Excerpt from a dataset:
* * * *

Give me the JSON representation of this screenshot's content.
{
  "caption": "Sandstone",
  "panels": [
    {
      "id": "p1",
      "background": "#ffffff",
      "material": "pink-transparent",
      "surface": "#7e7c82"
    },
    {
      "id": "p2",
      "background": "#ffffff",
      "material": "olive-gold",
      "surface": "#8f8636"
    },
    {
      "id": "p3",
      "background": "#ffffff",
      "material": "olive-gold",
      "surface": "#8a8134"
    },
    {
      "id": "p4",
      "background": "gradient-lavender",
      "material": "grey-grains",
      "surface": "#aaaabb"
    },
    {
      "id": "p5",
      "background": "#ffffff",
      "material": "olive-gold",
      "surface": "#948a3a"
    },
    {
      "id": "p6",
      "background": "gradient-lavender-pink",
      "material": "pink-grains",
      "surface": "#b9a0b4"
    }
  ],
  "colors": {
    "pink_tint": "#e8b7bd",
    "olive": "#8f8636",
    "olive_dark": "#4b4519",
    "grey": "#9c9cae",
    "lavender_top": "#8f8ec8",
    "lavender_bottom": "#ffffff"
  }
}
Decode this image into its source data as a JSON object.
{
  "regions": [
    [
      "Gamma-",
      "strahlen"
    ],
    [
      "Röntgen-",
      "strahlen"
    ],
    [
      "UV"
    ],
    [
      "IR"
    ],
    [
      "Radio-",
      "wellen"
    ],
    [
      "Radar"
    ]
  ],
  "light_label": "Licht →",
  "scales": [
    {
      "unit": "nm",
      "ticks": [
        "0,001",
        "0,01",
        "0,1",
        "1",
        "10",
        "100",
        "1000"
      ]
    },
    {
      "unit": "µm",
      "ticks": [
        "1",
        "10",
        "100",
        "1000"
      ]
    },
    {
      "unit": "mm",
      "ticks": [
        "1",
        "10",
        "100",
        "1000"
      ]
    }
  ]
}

* * * *

- **To be done**
Output an exact copy of the lines beginning at the one that holds "Decode this image" and running through the final line of the records.

- **Response to this task**
Decode this image into its source data as a JSON object.
{
  "regions": [
    [
      "Gamma-",
      "strahlen"
    ],
    [
      "Röntgen-",
      "strahlen"
    ],
    [
      "UV"
    ],
    [
      "IR"
    ],
    [
      "Radio-",
      "wellen"
    ],
    [
      "Radar"
    ]
  ],
  "light_label": "Licht →",
  "scales": [
    {
      "unit": "nm",
      "ticks": [
        "0,001",
        "0,01",
        "0,1",
        "1",
        "10",
        "100",
        "1000"
      ]
    },
    {
      "unit": "µm",
      "ticks": [
        "1",
        "10",
        "100",
        "1000"
      ]
    },
    {
      "unit": "mm",
      "ticks": [
        "1",
        "10",
        "100",
        "1000"
      ]
    }
  ]
}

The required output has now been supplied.